Terkait dengan kesimpulan, Barat maju karena ikut Ibnu Rusyd dan Islam mundur karena ikut Al-Ghazali, Adian Husaini menjelaskan ada kesalahpahaman dalam mengkaji kedua tokoh tersebut. Menurutnya, kajian-kajian ilmiah serius tidak sesederhana itu kesimpulannya. Kemajuan Barat tidak ada kaitannya dengan Ibnu Rusyd, ditilik dari sudut manapun. Termasuk pula, kemunduran umat Islam juga tidak karena Imam Al-Ghazali. Justru kalau mau jujur, Imam Al-Ghazali-lah yang menginspirasi kebangkitan umat Islam di masa perang Salib dan melahirkan generasi salahuddin Al-Ayyubi.

***

### Yang Akan Dikerjakan
1: Jawablah pertanyaan berikut berdasarkan teks tentang Ibnu Rusyd dan Al-Ghazali.
(a) Menurut Adian Husaini, bagaimana kesimpulan kajian-kajian ilmiah serius tentang kedua tokoh itu?
(b) Apa hubungan kemajuan Barat dengan Ibnu Rusyd menurut teks ini?
(c) Pada masa apa Imam Al-Ghazali menginspirasi kebangkitan umat Islam?
2: Lanjutkan teks tentang Ibnu Rusyd dan Al-Ghazali mulai dari kalimat terakhirnya dengan satu paragraf pendek.

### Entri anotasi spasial
***

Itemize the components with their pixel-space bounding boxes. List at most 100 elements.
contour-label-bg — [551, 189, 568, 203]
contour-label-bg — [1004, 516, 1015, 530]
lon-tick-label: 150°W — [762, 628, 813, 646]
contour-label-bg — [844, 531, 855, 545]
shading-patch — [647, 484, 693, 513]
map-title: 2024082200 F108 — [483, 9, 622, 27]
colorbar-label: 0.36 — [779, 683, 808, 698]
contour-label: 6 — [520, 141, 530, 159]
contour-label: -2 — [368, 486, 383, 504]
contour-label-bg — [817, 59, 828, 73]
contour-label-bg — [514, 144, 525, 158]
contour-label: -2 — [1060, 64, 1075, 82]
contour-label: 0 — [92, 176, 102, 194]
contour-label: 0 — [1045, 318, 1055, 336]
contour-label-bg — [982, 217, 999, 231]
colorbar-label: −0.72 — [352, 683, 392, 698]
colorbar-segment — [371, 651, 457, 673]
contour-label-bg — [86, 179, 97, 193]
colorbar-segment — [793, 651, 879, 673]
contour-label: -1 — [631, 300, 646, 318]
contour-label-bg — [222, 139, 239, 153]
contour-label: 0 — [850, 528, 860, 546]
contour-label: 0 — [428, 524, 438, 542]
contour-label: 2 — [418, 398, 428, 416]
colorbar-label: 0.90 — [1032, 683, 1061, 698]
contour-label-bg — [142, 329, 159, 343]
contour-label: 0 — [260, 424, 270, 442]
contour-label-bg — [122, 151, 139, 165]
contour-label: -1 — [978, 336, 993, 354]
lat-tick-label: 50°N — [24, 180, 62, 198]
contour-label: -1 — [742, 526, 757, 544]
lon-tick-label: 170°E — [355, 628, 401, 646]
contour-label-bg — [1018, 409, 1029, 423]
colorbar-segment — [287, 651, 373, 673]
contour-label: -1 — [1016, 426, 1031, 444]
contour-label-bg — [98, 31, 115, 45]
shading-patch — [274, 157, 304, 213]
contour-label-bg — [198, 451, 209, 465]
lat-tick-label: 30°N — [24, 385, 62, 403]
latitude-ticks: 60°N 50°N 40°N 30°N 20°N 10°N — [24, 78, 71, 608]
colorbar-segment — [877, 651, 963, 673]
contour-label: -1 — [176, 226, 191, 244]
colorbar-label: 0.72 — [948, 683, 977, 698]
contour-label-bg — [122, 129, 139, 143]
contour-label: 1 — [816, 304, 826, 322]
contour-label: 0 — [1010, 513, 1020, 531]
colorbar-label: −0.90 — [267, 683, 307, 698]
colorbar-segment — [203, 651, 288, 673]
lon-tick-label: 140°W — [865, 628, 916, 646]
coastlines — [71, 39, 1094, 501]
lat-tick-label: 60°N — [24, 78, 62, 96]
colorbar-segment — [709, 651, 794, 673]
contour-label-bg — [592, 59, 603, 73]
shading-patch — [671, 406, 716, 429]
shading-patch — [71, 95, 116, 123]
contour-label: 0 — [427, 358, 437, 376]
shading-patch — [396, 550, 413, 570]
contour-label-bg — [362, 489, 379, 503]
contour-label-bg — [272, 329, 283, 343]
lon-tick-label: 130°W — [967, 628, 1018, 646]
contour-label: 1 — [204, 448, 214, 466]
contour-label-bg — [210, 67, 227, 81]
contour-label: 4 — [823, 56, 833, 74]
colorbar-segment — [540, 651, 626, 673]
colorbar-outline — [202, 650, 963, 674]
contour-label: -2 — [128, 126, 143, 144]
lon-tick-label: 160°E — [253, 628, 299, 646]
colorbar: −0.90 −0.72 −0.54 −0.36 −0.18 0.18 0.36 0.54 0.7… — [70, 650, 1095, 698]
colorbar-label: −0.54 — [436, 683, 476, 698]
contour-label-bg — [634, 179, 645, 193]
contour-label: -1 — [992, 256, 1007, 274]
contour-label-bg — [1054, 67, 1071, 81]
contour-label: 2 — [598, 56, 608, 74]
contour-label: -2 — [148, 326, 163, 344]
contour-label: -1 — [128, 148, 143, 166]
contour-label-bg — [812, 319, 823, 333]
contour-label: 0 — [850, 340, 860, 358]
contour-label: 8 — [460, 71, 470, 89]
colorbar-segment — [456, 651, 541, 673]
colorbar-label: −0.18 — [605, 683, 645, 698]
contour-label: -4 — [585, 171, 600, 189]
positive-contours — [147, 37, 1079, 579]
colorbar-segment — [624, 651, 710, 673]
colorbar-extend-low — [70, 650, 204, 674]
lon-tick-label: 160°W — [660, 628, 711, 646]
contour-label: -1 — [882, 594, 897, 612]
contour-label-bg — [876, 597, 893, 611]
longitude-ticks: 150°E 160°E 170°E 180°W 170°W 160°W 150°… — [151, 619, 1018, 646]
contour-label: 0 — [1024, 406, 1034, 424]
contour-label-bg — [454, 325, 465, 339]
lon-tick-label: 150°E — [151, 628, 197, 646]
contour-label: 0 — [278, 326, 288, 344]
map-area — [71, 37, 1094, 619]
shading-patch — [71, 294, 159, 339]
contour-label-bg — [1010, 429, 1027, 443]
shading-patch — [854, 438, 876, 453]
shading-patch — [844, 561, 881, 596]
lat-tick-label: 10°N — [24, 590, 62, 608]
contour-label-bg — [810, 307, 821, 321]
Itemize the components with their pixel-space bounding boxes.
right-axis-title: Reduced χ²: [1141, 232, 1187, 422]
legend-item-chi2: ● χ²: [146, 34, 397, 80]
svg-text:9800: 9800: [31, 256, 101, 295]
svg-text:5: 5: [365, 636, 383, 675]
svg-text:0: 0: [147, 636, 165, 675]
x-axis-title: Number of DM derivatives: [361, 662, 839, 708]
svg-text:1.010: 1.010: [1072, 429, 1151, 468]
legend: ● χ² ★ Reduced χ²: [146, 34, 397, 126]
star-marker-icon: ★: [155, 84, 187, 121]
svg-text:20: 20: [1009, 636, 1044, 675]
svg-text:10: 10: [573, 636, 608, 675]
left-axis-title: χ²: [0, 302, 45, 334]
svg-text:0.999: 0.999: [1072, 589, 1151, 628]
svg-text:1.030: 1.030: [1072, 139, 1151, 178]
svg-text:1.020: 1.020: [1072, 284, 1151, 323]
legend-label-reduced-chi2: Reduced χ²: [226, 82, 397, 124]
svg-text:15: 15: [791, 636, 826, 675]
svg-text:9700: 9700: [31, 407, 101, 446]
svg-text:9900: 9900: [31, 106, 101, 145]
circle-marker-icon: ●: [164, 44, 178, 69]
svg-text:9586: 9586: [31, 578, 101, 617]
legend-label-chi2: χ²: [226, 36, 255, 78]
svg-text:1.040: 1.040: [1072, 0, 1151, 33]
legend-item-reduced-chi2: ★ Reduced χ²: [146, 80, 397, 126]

***

### Jawaban per Tugas
1:
(a) Kesimpulannya tidak sesederhana itu.
(b) Tidak ada kaitannya, ditilik dari sudut mana pun.
(c) Pada masa perang Salib.

2:
Keterangan Adian Husaini ini ternyata juga diamini oleh Direktur INSISTS, Hamid Fahmy Zarkasy. Bahkan ia mengatakan bahwa kesimpulan tersebut sembrono. Menurutnya, pemikiran Ibnu Rusyd memang populer di Barat yang dikenal dengan gerakan Averroisme, tapi ternyata Averroisme ini tidak murni mengiktu Ibnu Rusyd, karena telah bercampur dengan Aristotelianisme radikal dan heterodok. Di samping itu, jika dikatakan pemikiran Ibnu Rusyd ini lebih rasional dan mendorong penggunaan akal, nyatanya tidak seperti itu, tegas Hamid, yang juga menjadi Direktur CIOS (Center for Islamic and Occidental Studies) Gontor ini. Komentar Ibnu Rusyd tentang logika Aristoteles masih kalah rasional dibanding teori Ibnu Sina, sehingga tidak heran jika banyak tokoh-tokoh Barat yang menjadi ‘santri’ setia Ibnu Sina dalam bidang Mantiq, jelas Pembina InPAS ini. Belum lagi ditambah karya Ibnu Sina yang sekitar 400-an karya, lebih banyak daripada karya Ibnu Rusyd yang hanya sekitar 70-an.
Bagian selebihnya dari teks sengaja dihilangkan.